● PROBLEM TO WORK ON
Reproduce everything in the records below, from the line containing "check-mark-icon — [58, 603, 86, 627]" down to the line containing "checklist-item-5: Wealth package", character for character and with both of those lines included.
================================
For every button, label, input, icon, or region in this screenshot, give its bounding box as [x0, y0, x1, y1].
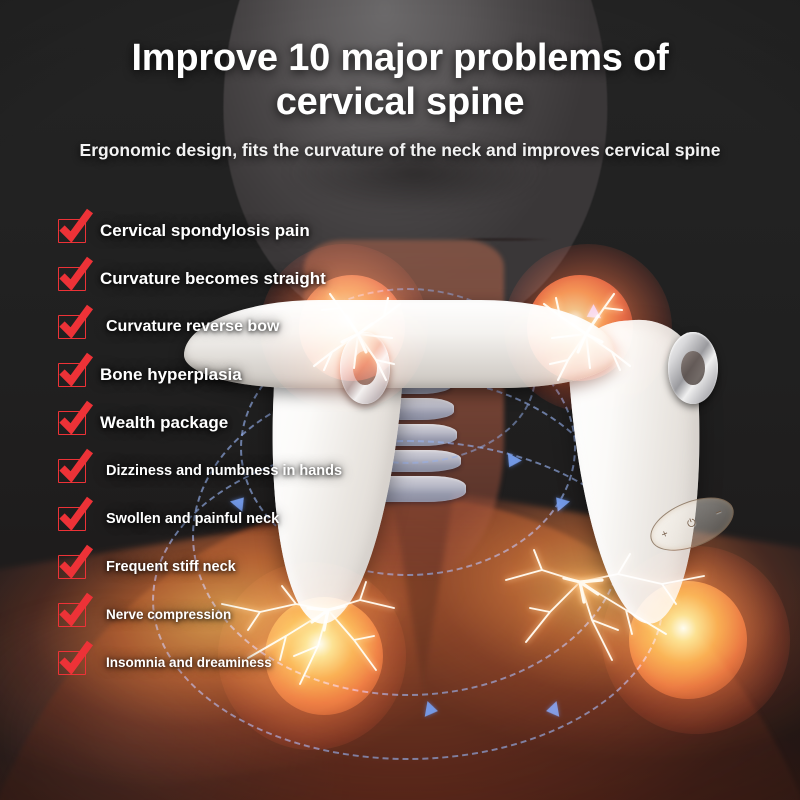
check-mark-icon — [58, 603, 86, 627]
checklist-item-3: Curvature reverse bow — [58, 303, 388, 351]
check-mark-icon — [58, 267, 86, 291]
check-mark-icon — [58, 507, 86, 531]
checklist-item-label: Curvature becomes straight — [100, 269, 326, 288]
checklist-item-label: Swollen and painful neck — [100, 511, 279, 527]
checklist-item-label: Cervical spondylosis pain — [100, 221, 310, 240]
benefits-checklist: Cervical spondylosis painCurvature becom… — [58, 207, 388, 687]
product-poster: + ⏻ − — [0, 0, 800, 800]
checklist-item-label: Curvature reverse bow — [100, 318, 279, 336]
check-mark-icon — [58, 411, 86, 435]
check-mark-icon — [58, 219, 86, 243]
check-mark-icon — [58, 651, 86, 675]
check-mark-icon — [58, 555, 86, 579]
check-mark-icon — [58, 315, 86, 339]
checklist-item-2: Curvature becomes straight — [58, 255, 388, 303]
checklist-item-label: Wealth package — [100, 413, 228, 432]
checklist-item-1: Cervical spondylosis pain — [58, 207, 388, 255]
check-mark-icon — [58, 459, 86, 483]
text-layer: Improve 10 major problems of cervical sp… — [0, 0, 800, 800]
page-subtitle: Ergonomic design, fits the curvature of … — [0, 140, 800, 161]
check-mark-icon — [58, 363, 86, 387]
checklist-item-6: Dizziness and numbness in hands — [58, 447, 388, 495]
checklist-item-8: Frequent stiff neck — [58, 543, 388, 591]
checklist-item-label: Dizziness and numbness in hands — [100, 463, 342, 479]
checklist-item-label: Frequent stiff neck — [100, 559, 236, 575]
checklist-item-7: Swollen and painful neck — [58, 495, 388, 543]
checklist-item-label: Nerve compression — [100, 607, 231, 622]
checklist-item-label: Insomnia and dreaminess — [100, 655, 272, 670]
checklist-item-label: Bone hyperplasia — [100, 365, 242, 384]
checklist-item-4: Bone hyperplasia — [58, 351, 388, 399]
page-title: Improve 10 major problems of cervical sp… — [0, 36, 800, 124]
checklist-item-5: Wealth package — [58, 399, 388, 447]
checklist-item-9: Nerve compression — [58, 591, 388, 639]
checklist-item-10: Insomnia and dreaminess — [58, 639, 388, 687]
================================
● OUTPUT FOR THIS EXERCISE
check-mark-icon — [58, 603, 86, 627]
checklist-item-3: Curvature reverse bow — [58, 303, 388, 351]
check-mark-icon — [58, 267, 86, 291]
check-mark-icon — [58, 507, 86, 531]
checklist-item-label: Curvature becomes straight — [100, 269, 326, 288]
checklist-item-label: Swollen and painful neck — [100, 511, 279, 527]
checklist-item-label: Cervical spondylosis pain — [100, 221, 310, 240]
benefits-checklist: Cervical spondylosis painCurvature becom… — [58, 207, 388, 687]
product-poster: + ⏻ − — [0, 0, 800, 800]
checklist-item-label: Curvature reverse bow — [100, 318, 279, 336]
check-mark-icon — [58, 411, 86, 435]
check-mark-icon — [58, 219, 86, 243]
check-mark-icon — [58, 651, 86, 675]
check-mark-icon — [58, 555, 86, 579]
check-mark-icon — [58, 315, 86, 339]
checklist-item-2: Curvature becomes straight — [58, 255, 388, 303]
checklist-item-label: Wealth package — [100, 413, 228, 432]
checklist-item-1: Cervical spondylosis pain — [58, 207, 388, 255]
check-mark-icon — [58, 459, 86, 483]
text-layer: Improve 10 major problems of cervical sp… — [0, 0, 800, 800]
page-subtitle: Ergonomic design, fits the curvature of … — [0, 140, 800, 161]
check-mark-icon — [58, 363, 86, 387]
checklist-item-6: Dizziness and numbness in hands — [58, 447, 388, 495]
checklist-item-8: Frequent stiff neck — [58, 543, 388, 591]
checklist-item-label: Dizziness and numbness in hands — [100, 463, 342, 479]
checklist-item-label: Frequent stiff neck — [100, 559, 236, 575]
checklist-item-7: Swollen and painful neck — [58, 495, 388, 543]
checklist-item-label: Nerve compression — [100, 607, 231, 622]
checklist-item-label: Insomnia and dreaminess — [100, 655, 272, 670]
checklist-item-label: Bone hyperplasia — [100, 365, 242, 384]
checklist-item-4: Bone hyperplasia — [58, 351, 388, 399]
page-title: Improve 10 major problems of cervical sp… — [0, 36, 800, 124]
checklist-item-5: Wealth package — [58, 399, 388, 447]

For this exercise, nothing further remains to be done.